> Work order 1: Please retype the part of the article on AI energy use from "What the published" to "very long outputs.".
> Work order 2: Extend the article on AI energy use, picking up after its last sentence.
Source passage below:
Three Big Unknowns About AI's Hidden Energy Appetite
The elusive per‑response energy number
Earlier this year the search for a single key figure became a focus for researchers: how much energy does a leading AI model use to generate a single response. That number has been notoriously hard to pin down because only the companies running the models have access to the most accurate measurements. Reporters and researchers compared the task to estimating a car’s fuel efficiency without ever driving the car, relying on indirect clues and sparse data.
In recent months some firms have released rough figures. OpenAI’s CEO Sam Altman reported an average ChatGPT query consumes 0.34 watt‑hours, and Google said a Gemini answer uses about 0.24 watt‑hours. Those values roughly match earlier independent estimates for medium‑sized models, but they come with many caveats.
What the published numbers leave out
The numbers shared so far are limited and often vague. OpenAI’s figure appeared in a blog post rather than a detailed technical breakdown, leaving questions about which model was measured, how the measurement was taken, and how much results vary by query type. Google’s figure describes a median energy per query, which understates the tail of costly interactions when the model engages in heavy reasoning or produces very long outputs.
End of Source passage.
Data shown below:
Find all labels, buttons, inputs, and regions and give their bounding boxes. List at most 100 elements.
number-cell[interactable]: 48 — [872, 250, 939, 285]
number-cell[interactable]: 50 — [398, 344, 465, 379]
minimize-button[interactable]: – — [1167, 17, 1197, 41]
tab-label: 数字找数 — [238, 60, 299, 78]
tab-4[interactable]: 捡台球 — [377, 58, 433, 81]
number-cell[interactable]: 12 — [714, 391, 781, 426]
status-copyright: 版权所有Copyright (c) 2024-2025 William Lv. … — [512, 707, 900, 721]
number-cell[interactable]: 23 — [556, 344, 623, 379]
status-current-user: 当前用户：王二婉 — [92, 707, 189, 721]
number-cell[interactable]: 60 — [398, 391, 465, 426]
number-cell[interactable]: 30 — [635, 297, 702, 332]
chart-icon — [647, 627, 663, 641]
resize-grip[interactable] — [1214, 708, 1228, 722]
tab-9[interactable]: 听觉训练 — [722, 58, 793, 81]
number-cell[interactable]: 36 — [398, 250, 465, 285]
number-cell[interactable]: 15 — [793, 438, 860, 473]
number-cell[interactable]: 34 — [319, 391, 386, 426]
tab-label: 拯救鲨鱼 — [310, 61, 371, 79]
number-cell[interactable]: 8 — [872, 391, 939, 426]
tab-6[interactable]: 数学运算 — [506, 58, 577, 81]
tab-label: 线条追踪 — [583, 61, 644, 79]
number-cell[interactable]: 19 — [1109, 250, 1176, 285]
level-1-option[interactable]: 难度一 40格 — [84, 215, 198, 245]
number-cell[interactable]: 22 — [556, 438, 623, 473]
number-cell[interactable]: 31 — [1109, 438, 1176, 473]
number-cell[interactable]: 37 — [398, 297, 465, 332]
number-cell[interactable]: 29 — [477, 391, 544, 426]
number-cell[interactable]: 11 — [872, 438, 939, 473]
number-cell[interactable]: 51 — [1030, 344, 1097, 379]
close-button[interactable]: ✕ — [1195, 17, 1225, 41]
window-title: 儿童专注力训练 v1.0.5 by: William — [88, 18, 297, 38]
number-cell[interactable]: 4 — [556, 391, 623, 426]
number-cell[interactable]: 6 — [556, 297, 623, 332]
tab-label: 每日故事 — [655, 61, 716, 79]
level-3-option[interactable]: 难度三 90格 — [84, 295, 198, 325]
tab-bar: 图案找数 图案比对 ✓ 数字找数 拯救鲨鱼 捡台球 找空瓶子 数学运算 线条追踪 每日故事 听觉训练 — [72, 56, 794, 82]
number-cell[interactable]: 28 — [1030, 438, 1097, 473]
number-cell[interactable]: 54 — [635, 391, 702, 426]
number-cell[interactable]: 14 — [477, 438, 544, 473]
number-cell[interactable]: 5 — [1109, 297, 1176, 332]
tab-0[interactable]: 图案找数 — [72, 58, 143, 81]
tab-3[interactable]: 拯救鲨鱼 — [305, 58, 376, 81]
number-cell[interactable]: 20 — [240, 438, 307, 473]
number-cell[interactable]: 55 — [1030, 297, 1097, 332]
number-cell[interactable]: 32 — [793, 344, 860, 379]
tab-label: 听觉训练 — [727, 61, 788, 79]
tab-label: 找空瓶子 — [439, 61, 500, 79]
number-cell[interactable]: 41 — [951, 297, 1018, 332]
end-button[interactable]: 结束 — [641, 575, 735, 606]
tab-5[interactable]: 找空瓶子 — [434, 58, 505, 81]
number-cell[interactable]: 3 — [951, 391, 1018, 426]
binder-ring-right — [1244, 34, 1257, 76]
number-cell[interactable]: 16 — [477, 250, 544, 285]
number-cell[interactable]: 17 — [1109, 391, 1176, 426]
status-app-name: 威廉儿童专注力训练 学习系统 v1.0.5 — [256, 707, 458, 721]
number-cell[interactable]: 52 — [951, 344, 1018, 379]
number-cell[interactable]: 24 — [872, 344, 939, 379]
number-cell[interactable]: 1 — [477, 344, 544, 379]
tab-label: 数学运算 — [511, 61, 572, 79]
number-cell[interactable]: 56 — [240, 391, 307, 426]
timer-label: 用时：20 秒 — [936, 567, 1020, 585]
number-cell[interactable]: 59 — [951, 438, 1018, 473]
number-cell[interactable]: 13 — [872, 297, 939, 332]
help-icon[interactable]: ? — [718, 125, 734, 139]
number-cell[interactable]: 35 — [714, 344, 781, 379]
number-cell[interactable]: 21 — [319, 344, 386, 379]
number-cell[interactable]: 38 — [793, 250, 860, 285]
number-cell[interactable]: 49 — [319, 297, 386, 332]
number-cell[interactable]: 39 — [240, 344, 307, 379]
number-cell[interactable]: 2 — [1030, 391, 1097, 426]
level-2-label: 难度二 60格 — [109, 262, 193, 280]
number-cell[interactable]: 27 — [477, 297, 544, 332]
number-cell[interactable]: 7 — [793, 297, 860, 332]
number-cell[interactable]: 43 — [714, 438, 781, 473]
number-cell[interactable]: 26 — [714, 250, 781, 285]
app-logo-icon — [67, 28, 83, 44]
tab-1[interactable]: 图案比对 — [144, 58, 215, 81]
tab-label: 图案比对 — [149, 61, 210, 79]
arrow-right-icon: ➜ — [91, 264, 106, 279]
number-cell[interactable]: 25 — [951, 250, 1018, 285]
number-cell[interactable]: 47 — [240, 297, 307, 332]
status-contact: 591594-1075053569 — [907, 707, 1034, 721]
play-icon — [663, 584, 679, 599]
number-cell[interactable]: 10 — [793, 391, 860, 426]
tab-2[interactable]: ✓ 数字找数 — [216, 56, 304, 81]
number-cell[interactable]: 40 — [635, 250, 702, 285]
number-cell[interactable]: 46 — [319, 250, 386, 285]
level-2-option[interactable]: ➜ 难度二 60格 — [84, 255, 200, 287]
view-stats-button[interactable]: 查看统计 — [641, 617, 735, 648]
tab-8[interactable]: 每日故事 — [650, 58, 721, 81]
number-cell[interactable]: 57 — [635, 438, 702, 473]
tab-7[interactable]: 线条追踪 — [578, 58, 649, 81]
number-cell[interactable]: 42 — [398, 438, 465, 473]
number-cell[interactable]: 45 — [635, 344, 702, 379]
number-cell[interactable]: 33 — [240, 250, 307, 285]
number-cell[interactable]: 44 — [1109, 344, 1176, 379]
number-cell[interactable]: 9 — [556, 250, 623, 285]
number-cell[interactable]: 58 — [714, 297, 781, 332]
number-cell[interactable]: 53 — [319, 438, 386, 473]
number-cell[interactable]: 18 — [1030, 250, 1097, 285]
End of Data shown.
> Exercise answer 1:
What the published numbers leave out
The numbers shared so far are limited and often vague. OpenAI’s figure appeared in a blog post rather than a detailed technical breakdown, leaving questions about which model was measured, how the measurement was taken, and how much results vary by query type. Google’s figure describes a median energy per query, which understates the tail of costly interactions when the model engages in heavy reasoning or produces very long outputs.

> Exercise answer 2:
Crucially, these figures apply mostly to chat interactions. They do not capture energy use from other rapidly growing modalities like images, video, or large document processing, where inference and generation patterns can be very different. As Hugging Face’s AI and climate lead Sasha Luccioni notes, we need comparable numbers across modalities to understand the full picture.
Efficiency claims versus reality
Tech companies argue that AI will eventually deliver climate benefits by enabling efficiency gains in other sectors, for instance designing better HVAC systems or speeding materials discovery. But concrete, verifiable evidence that such benefits currently outweigh the emissions from the AI boom is scarce. Anecdotes exist, such as detecting methane leaks, yet transparency about the scale and net effect of these wins is limited.
Meanwhile, the number of AI data centers and the electricity they consume continue to grow. Big tech has reported rising emissions tied to AI investments, and even firms with ambitious carbon goals acknowledge that meeting them will be a long and difficult process.
The biggest unknown: future demand
Perhaps the most consequential unknown is not the energy per query but whether demand will scale to the levels companies are preparing for. OpenAI reports billions of daily prompts, and research forecasts suggest AI could consume as much electricity annually as a large share of households in the coming years if usage continues to surge.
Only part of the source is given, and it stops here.